TASK DESCRIPTION: All of the entries must be reproduced exactly, with no images carried over.

>> Begin SUPPLIED DATA

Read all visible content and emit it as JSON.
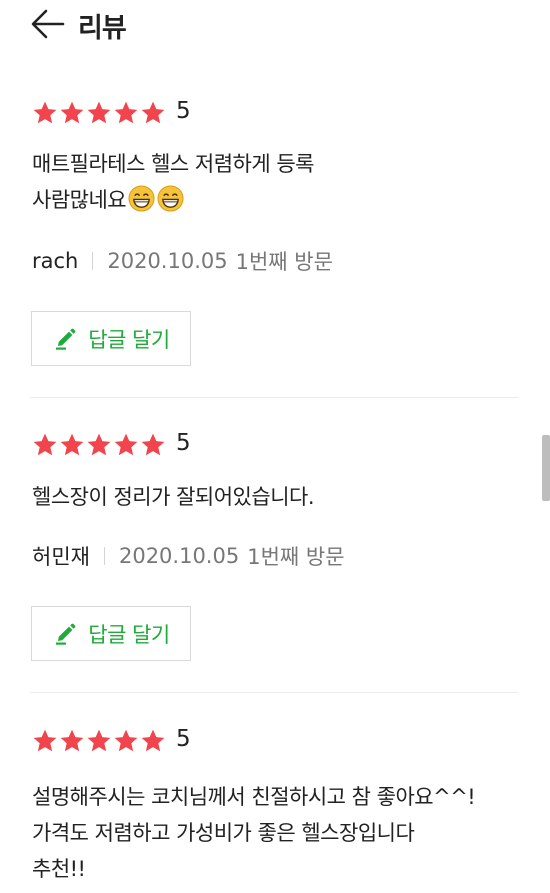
{
  "header": {
    "title": "리뷰",
    "back_icon": "arrow-left-icon"
  },
  "colors": {
    "star": "#f2444c",
    "accent_green": "#1fab3a",
    "meta_gray": "#777777"
  },
  "reviews": [
    {
      "rating": 5,
      "score": "5",
      "lines": [
        "매트필라테스 헬스 저렴하게 등록",
        "사람많네요"
      ],
      "emoji": "grinning-face-emoji",
      "author": "rach",
      "date": "2020.10.05",
      "visit": "1번째 방문",
      "reply_label": "답글 달기"
    },
    {
      "rating": 5,
      "score": "5",
      "lines": [
        "헬스장이 정리가 잘되어있습니다."
      ],
      "author": "허민재",
      "date": "2020.10.05",
      "visit": "1번째 방문",
      "reply_label": "답글 달기"
    },
    {
      "rating": 5,
      "score": "5",
      "lines": [
        "설명해주시는 코치님께서 친절하시고 참 좋아요^^!",
        "가격도 저렴하고 가성비가 좋은 헬스장입니다",
        "추천!!"
      ]
    }
  ]
}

>> End SUPPLIED DATA

EXERCISE ANSWER:
Read all visible content and emit it as JSON.
{
  "header": {
    "title": "리뷰",
    "back_icon": "arrow-left-icon"
  },
  "colors": {
    "star": "#f2444c",
    "accent_green": "#1fab3a",
    "meta_gray": "#777777"
  },
  "reviews": [
    {
      "rating": 5,
      "score": "5",
      "lines": [
        "매트필라테스 헬스 저렴하게 등록",
        "사람많네요"
      ],
      "emoji": "grinning-face-emoji",
      "author": "rach",
      "date": "2020.10.05",
      "visit": "1번째 방문",
      "reply_label": "답글 달기"
    },
    {
      "rating": 5,
      "score": "5",
      "lines": [
        "헬스장이 정리가 잘되어있습니다."
      ],
      "author": "허민재",
      "date": "2020.10.05",
      "visit": "1번째 방문",
      "reply_label": "답글 달기"
    },
    {
      "rating": 5,
      "score": "5",
      "lines": [
        "설명해주시는 코치님께서 친절하시고 참 좋아요^^!",
        "가격도 저렴하고 가성비가 좋은 헬스장입니다",
        "추천!!"
      ]
    }
  ]
}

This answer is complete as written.